**Task:**
Skip the pictures. Reproduce all other material exactly.

==== Stored rows

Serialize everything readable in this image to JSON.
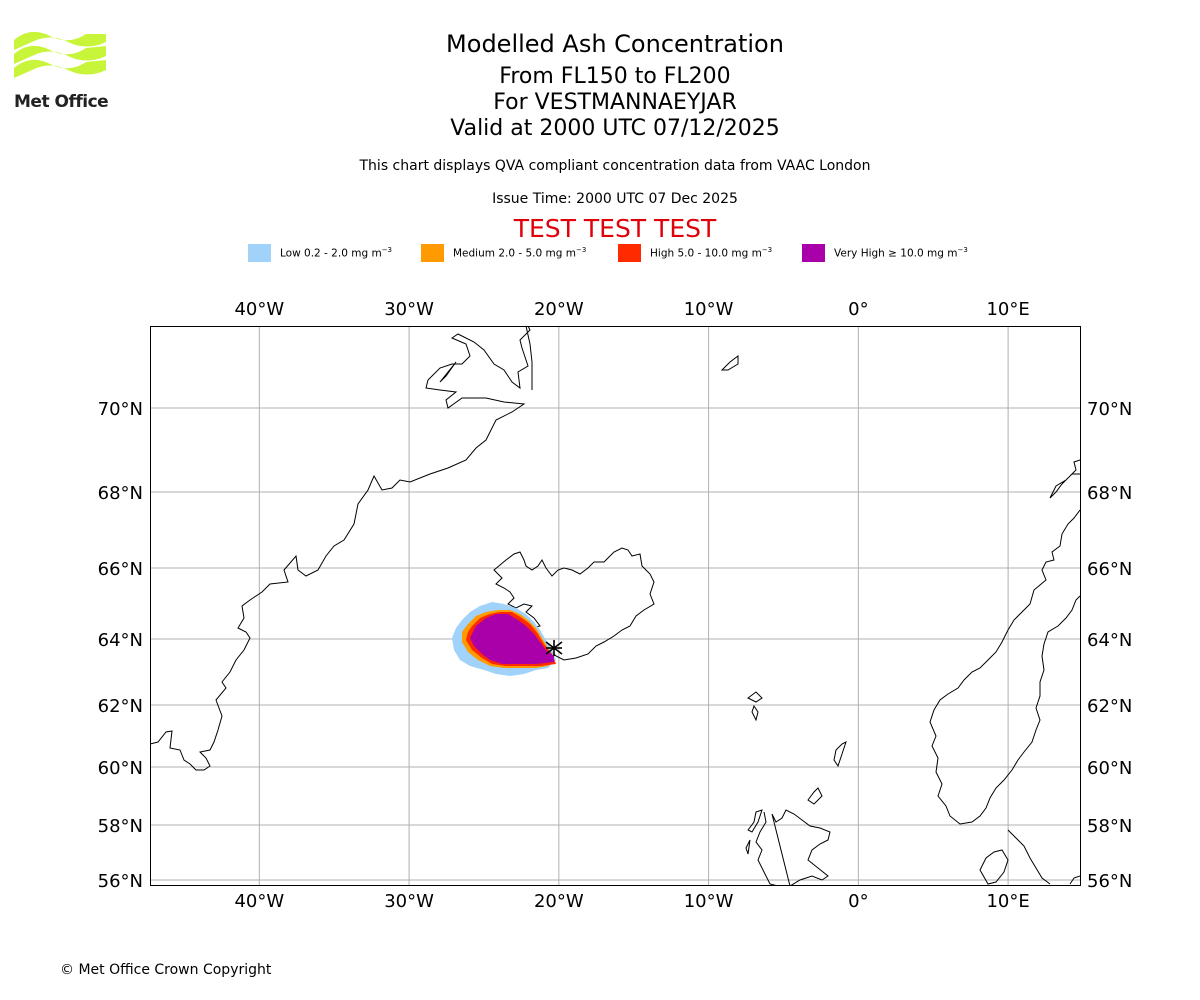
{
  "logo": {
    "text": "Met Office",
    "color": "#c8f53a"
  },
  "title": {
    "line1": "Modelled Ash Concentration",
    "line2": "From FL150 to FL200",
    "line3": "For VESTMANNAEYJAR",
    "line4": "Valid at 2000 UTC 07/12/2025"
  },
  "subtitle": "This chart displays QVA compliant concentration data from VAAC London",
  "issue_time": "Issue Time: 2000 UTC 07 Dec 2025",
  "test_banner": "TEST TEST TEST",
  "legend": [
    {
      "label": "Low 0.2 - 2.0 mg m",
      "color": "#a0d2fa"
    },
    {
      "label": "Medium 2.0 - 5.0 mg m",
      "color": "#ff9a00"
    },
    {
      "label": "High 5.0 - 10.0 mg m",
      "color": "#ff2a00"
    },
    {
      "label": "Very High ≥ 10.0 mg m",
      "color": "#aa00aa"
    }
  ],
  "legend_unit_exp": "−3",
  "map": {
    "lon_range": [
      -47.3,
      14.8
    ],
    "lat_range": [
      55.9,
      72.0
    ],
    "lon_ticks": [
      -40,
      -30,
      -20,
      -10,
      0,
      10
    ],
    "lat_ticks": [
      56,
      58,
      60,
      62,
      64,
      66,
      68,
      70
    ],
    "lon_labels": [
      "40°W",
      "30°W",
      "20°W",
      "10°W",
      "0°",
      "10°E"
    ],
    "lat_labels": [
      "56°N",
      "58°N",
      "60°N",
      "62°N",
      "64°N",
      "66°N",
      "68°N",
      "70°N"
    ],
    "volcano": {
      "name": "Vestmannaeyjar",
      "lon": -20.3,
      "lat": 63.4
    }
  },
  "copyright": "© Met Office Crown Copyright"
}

========

**Solution to this problem:**
Serialize everything readable in this image to JSON.
{
  "logo": {
    "text": "Met Office",
    "color": "#c8f53a"
  },
  "title": {
    "line1": "Modelled Ash Concentration",
    "line2": "From FL150 to FL200",
    "line3": "For VESTMANNAEYJAR",
    "line4": "Valid at 2000 UTC 07/12/2025"
  },
  "subtitle": "This chart displays QVA compliant concentration data from VAAC London",
  "issue_time": "Issue Time: 2000 UTC 07 Dec 2025",
  "test_banner": "TEST TEST TEST",
  "legend": [
    {
      "label": "Low 0.2 - 2.0 mg m",
      "color": "#a0d2fa"
    },
    {
      "label": "Medium 2.0 - 5.0 mg m",
      "color": "#ff9a00"
    },
    {
      "label": "High 5.0 - 10.0 mg m",
      "color": "#ff2a00"
    },
    {
      "label": "Very High ≥ 10.0 mg m",
      "color": "#aa00aa"
    }
  ],
  "legend_unit_exp": "−3",
  "map": {
    "lon_range": [
      -47.3,
      14.8
    ],
    "lat_range": [
      55.9,
      72.0
    ],
    "lon_ticks": [
      -40,
      -30,
      -20,
      -10,
      0,
      10
    ],
    "lat_ticks": [
      56,
      58,
      60,
      62,
      64,
      66,
      68,
      70
    ],
    "lon_labels": [
      "40°W",
      "30°W",
      "20°W",
      "10°W",
      "0°",
      "10°E"
    ],
    "lat_labels": [
      "56°N",
      "58°N",
      "60°N",
      "62°N",
      "64°N",
      "66°N",
      "68°N",
      "70°N"
    ],
    "volcano": {
      "name": "Vestmannaeyjar",
      "lon": -20.3,
      "lat": 63.4
    }
  },
  "copyright": "© Met Office Crown Copyright"
}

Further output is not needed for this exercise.